- **WORK INSTRUCTIONS**: Omit all images, then return the remaining material exactly as it stands.

Stored records:
***
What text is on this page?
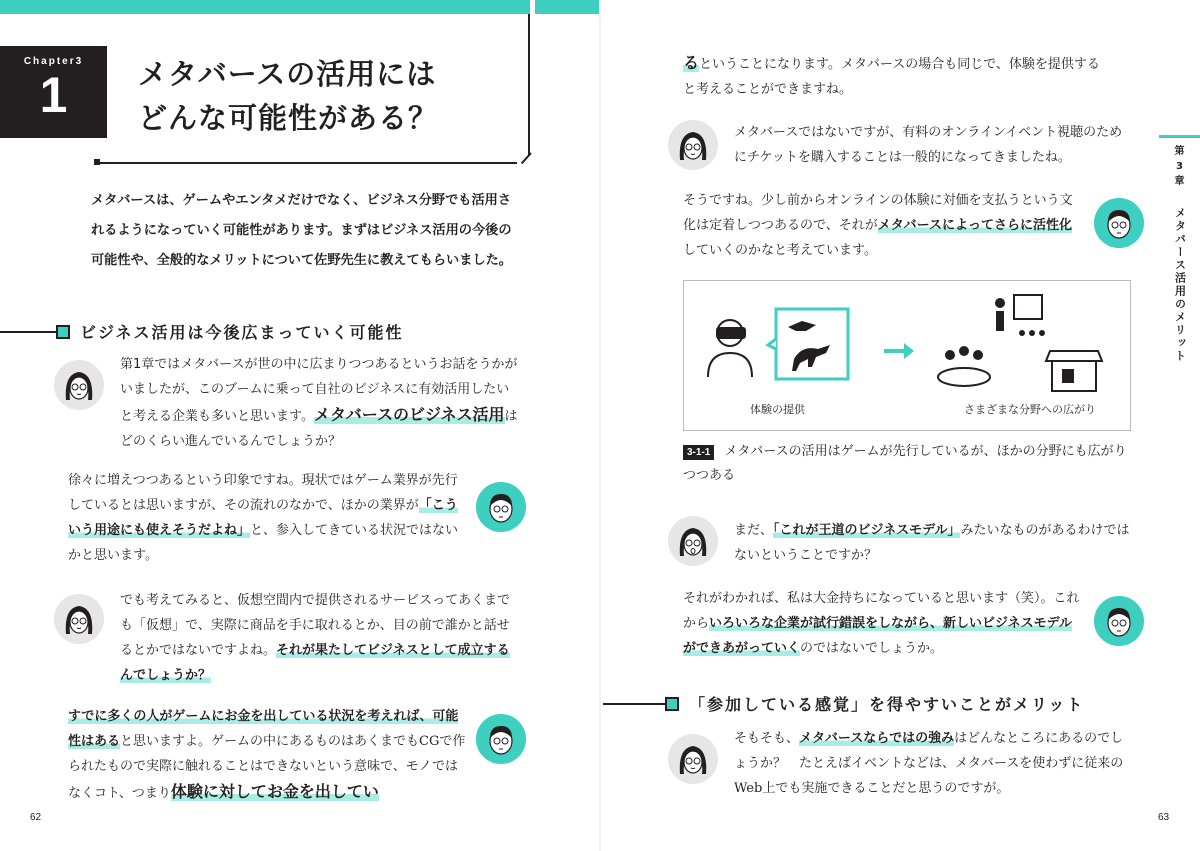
Chapter3
1	メタバースの活用には
どんな可能性がある？

メタバースは、ゲームやエンタメだけでなく、ビジネス分野でも活用されるようになっていく可能性があります。まずはビジネス活用の今後の可能性や、全般的なメリットについて佐野先生に教えてもらいました。

ビジネス活用は今後広まっていく可能性

第1章ではメタバースが世の中に広まりつつあるというお話をうかがいましたが、このブームに乗って自社のビジネスに有効活用したいと考える企業も多いと思います。メタバースのビジネス活用はどのくらい進んでいるんでしょうか？

徐々に増えつつあるという印象ですね。現状ではゲーム業界が先行しているとは思いますが、その流れのなかで、ほかの業界が「こういう用途にも使えそうだよね」と、参入してきている状況ではないかと思います。

でも考えてみると、仮想空間内で提供されるサービスってあくまでも「仮想」で、実際に商品を手に取れるとか、目の前で誰かと話せるとかではないですよね。それが果たしてビジネスとして成立するんでしょうか？

すでに多くの人がゲームにお金を出している状況を考えれば、可能性はあると思いますよ。ゲームの中にあるものはあくまでもCGで作られたもので実際に触れることはできないという意味で、モノではなくコト、つまり体験に対してお金を出してい

62

るということになります。メタバースの場合も同じで、体験を提供すると考えることができますね。

メタバースではないですが、有料のオンラインイベント視聴のためにチケットを購入することは一般的になってきましたね。

そうですね。少し前からオンラインの体験に対価を支払うという文化は定着しつつあるので、それがメタバースによってさらに活性化していくのかなと考えています。

体験の提供	さまざまな分野への広がり
3-1-1 メタバースの活用はゲームが先行しているが、ほかの分野にも広がりつつある

まだ、「これが王道のビジネスモデル」みたいなものがあるわけではないということですか？

それがわかれば、私は大金持ちになっていると思います（笑）。これからいろいろな企業が試行錯誤をしながら、新しいビジネスモデルができあがっていくのではないでしょうか。

「参加している感覚」を得やすいことがメリット

そもそも、メタバースならではの強みはどんなところにあるのでしょうか？　たとえばイベントなどは、メタバースを使わずに従来のWeb上でも実施できることだと思うのですが。

第
3
章
メタバース活用のメリット
63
***
- **RESPONSE TO THE TASK**:
What text is on this page?
Chapter3
1	メタバースの活用には
どんな可能性がある？

メタバースは、ゲームやエンタメだけでなく、ビジネス分野でも活用されるようになっていく可能性があります。まずはビジネス活用の今後の可能性や、全般的なメリットについて佐野先生に教えてもらいました。

ビジネス活用は今後広まっていく可能性

第1章ではメタバースが世の中に広まりつつあるというお話をうかがいましたが、このブームに乗って自社のビジネスに有効活用したいと考える企業も多いと思います。メタバースのビジネス活用はどのくらい進んでいるんでしょうか？

徐々に増えつつあるという印象ですね。現状ではゲーム業界が先行しているとは思いますが、その流れのなかで、ほかの業界が「こういう用途にも使えそうだよね」と、参入してきている状況ではないかと思います。

でも考えてみると、仮想空間内で提供されるサービスってあくまでも「仮想」で、実際に商品を手に取れるとか、目の前で誰かと話せるとかではないですよね。それが果たしてビジネスとして成立するんでしょうか？

すでに多くの人がゲームにお金を出している状況を考えれば、可能性はあると思いますよ。ゲームの中にあるものはあくまでもCGで作られたもので実際に触れることはできないという意味で、モノではなくコト、つまり体験に対してお金を出してい

62

るということになります。メタバースの場合も同じで、体験を提供すると考えることができますね。

メタバースではないですが、有料のオンラインイベント視聴のためにチケットを購入することは一般的になってきましたね。

そうですね。少し前からオンラインの体験に対価を支払うという文化は定着しつつあるので、それがメタバースによってさらに活性化していくのかなと考えています。

体験の提供	さまざまな分野への広がり
3-1-1 メタバースの活用はゲームが先行しているが、ほかの分野にも広がりつつある

まだ、「これが王道のビジネスモデル」みたいなものがあるわけではないということですか？

それがわかれば、私は大金持ちになっていると思います（笑）。これからいろいろな企業が試行錯誤をしながら、新しいビジネスモデルができあがっていくのではないでしょうか。

「参加している感覚」を得やすいことがメリット

そもそも、メタバースならではの強みはどんなところにあるのでしょうか？　たとえばイベントなどは、メタバースを使わずに従来のWeb上でも実施できることだと思うのですが。

第
3
章
メタバース活用のメリット
63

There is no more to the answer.